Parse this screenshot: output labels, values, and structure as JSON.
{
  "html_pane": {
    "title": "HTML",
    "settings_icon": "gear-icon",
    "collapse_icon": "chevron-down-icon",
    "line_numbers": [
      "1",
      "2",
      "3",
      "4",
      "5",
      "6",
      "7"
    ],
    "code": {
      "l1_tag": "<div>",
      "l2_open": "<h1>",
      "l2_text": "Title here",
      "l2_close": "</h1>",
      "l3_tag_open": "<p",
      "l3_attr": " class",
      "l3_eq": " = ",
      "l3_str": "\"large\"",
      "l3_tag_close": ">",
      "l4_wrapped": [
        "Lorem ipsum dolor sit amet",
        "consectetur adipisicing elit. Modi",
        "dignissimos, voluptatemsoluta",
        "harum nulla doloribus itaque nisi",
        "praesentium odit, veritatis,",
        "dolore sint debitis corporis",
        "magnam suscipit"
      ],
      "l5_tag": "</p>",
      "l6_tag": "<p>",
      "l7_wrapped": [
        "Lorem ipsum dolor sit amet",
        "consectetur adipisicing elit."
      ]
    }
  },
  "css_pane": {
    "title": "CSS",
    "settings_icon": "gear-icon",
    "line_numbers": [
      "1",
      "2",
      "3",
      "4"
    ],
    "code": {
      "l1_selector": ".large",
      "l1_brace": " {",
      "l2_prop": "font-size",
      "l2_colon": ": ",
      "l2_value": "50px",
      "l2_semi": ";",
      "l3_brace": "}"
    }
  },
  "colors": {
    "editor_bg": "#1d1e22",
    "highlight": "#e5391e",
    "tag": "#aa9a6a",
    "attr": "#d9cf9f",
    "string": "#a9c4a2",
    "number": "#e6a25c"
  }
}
- - -
_WHAT TO PRODUCE_
Recite the full listing above exactly.

_REPLY_
Parse this screenshot: output labels, values, and structure as JSON.
{
  "html_pane": {
    "title": "HTML",
    "settings_icon": "gear-icon",
    "collapse_icon": "chevron-down-icon",
    "line_numbers": [
      "1",
      "2",
      "3",
      "4",
      "5",
      "6",
      "7"
    ],
    "code": {
      "l1_tag": "<div>",
      "l2_open": "<h1>",
      "l2_text": "Title here",
      "l2_close": "</h1>",
      "l3_tag_open": "<p",
      "l3_attr": " class",
      "l3_eq": " = ",
      "l3_str": "\"large\"",
      "l3_tag_close": ">",
      "l4_wrapped": [
        "Lorem ipsum dolor sit amet",
        "consectetur adipisicing elit. Modi",
        "dignissimos, voluptatemsoluta",
        "harum nulla doloribus itaque nisi",
        "praesentium odit, veritatis,",
        "dolore sint debitis corporis",
        "magnam suscipit"
      ],
      "l5_tag": "</p>",
      "l6_tag": "<p>",
      "l7_wrapped": [
        "Lorem ipsum dolor sit amet",
        "consectetur adipisicing elit."
      ]
    }
  },
  "css_pane": {
    "title": "CSS",
    "settings_icon": "gear-icon",
    "line_numbers": [
      "1",
      "2",
      "3",
      "4"
    ],
    "code": {
      "l1_selector": ".large",
      "l1_brace": " {",
      "l2_prop": "font-size",
      "l2_colon": ": ",
      "l2_value": "50px",
      "l2_semi": ";",
      "l3_brace": "}"
    }
  },
  "colors": {
    "editor_bg": "#1d1e22",
    "highlight": "#e5391e",
    "tag": "#aa9a6a",
    "attr": "#d9cf9f",
    "string": "#a9c4a2",
    "number": "#e6a25c"
  }
}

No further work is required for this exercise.